===== Material to process

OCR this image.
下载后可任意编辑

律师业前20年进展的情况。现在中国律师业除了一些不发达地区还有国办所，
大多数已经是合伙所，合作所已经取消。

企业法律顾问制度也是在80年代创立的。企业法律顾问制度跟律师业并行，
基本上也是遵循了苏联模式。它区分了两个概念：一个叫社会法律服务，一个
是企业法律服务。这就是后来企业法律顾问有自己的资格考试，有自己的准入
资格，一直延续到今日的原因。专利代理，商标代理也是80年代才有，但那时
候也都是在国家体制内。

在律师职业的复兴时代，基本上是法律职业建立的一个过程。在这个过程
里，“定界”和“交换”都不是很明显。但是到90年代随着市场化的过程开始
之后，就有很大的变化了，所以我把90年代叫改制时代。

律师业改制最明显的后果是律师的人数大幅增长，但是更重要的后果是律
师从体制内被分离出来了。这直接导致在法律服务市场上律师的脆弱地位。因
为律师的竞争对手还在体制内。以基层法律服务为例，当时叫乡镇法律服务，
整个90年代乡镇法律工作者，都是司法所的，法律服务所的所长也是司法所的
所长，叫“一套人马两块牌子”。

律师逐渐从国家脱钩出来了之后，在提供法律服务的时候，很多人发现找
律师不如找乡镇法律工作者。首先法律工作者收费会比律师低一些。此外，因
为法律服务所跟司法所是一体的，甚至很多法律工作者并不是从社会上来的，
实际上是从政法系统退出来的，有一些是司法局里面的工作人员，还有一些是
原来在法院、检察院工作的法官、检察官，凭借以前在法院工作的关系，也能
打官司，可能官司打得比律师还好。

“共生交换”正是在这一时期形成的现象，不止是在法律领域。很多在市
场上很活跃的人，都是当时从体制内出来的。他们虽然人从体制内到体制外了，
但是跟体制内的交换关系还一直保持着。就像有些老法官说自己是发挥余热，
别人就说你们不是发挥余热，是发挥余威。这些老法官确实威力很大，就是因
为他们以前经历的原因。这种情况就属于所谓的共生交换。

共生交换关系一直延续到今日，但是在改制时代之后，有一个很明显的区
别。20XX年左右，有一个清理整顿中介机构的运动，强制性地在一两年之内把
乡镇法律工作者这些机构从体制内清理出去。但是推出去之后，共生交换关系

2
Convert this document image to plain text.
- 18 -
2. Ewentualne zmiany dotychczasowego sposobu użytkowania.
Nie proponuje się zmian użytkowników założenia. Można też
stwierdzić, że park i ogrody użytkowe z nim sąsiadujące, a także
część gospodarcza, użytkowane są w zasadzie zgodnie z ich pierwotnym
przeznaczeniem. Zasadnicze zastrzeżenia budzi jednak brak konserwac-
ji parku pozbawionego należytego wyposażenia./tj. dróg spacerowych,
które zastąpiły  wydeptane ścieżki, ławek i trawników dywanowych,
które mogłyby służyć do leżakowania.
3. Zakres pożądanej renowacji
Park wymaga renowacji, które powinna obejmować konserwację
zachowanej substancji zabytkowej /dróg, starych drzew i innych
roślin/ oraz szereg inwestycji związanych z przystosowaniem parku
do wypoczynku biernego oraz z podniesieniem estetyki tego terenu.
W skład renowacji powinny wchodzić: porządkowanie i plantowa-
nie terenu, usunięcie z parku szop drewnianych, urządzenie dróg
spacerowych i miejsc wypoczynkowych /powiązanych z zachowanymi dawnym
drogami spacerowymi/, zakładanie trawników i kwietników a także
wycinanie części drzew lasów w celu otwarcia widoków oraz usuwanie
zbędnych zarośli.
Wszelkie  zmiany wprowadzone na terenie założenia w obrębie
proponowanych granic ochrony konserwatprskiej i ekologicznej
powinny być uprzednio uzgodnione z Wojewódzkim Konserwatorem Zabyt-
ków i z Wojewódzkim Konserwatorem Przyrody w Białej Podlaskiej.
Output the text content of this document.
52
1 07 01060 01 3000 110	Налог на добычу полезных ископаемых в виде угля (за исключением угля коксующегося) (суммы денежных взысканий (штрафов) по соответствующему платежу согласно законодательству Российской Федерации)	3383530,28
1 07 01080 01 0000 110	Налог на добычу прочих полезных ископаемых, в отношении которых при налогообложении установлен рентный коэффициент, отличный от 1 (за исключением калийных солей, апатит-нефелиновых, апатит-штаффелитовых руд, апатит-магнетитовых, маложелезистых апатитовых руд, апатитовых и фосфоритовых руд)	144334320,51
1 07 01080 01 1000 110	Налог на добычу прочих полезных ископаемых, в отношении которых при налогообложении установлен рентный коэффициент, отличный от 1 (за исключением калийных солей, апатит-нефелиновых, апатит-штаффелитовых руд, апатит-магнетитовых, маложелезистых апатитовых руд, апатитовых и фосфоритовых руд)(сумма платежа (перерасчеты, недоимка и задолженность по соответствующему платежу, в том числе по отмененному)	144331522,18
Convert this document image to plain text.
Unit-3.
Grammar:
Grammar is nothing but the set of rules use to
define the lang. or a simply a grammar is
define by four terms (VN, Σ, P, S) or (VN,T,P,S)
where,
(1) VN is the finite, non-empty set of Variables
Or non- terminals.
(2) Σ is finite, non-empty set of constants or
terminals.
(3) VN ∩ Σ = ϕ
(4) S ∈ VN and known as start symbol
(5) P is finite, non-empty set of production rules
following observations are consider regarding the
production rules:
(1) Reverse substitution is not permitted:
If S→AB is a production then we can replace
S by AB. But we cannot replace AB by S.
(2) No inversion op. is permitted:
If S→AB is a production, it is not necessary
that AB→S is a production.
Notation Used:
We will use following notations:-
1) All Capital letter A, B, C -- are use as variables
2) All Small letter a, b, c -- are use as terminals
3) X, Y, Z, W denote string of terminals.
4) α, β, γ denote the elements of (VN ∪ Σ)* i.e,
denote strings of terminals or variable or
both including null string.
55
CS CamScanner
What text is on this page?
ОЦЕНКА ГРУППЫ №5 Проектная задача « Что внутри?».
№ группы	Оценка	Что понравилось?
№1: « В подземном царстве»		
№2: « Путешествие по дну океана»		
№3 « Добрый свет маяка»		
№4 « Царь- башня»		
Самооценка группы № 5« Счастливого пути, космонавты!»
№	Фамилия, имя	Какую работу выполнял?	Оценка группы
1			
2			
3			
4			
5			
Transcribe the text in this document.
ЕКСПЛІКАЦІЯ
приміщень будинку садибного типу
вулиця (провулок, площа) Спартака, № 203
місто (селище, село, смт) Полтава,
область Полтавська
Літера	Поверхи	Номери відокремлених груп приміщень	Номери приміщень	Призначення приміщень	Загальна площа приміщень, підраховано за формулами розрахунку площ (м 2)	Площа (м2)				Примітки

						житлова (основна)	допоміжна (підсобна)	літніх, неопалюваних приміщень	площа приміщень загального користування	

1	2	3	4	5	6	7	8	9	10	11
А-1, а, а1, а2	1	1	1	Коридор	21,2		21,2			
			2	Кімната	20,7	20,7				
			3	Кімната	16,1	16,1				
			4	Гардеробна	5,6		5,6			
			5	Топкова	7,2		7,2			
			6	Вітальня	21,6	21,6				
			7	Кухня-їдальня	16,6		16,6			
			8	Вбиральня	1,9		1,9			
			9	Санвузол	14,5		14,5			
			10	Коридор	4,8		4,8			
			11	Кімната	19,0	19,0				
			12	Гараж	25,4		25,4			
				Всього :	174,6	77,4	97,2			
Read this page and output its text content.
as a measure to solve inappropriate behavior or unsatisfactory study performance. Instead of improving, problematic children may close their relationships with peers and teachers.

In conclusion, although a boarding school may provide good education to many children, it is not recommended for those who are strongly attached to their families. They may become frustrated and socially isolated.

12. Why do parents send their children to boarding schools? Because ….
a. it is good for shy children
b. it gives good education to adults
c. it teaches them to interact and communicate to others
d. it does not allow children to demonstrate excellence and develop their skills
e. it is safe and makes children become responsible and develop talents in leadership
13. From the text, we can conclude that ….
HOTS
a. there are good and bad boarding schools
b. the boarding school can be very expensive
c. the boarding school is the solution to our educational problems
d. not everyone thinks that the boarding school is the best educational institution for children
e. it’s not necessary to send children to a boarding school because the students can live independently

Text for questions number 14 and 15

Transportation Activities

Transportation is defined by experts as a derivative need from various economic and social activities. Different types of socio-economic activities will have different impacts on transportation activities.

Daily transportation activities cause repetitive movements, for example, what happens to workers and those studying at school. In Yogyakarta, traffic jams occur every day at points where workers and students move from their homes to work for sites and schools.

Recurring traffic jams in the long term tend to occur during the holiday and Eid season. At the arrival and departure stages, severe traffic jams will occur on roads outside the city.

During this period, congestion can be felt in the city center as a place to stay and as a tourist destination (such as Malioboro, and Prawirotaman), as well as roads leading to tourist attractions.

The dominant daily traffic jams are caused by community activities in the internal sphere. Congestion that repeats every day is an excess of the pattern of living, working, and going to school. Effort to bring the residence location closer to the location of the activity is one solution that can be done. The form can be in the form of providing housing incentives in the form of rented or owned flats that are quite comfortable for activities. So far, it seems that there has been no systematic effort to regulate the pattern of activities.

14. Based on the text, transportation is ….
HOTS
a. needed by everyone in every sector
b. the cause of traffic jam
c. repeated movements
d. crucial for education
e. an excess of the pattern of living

==========

Return all lines containing the word "solution".

=== Answer in full ===
c. the boarding school is the solution to our educational problems
The dominant daily traffic jams are caused by community activities in the internal sphere. Congestion that repeats every day is an excess of the pattern of living, working, and going to school. Effort to bring the residence location closer to the location of the activity is one solution that can be done. The form can be in the form of providing housing incentives in the form of rented or owned flats that are quite comfortable for activities. So far, it seems that there has been no systematic effort to regulate the pattern of activities.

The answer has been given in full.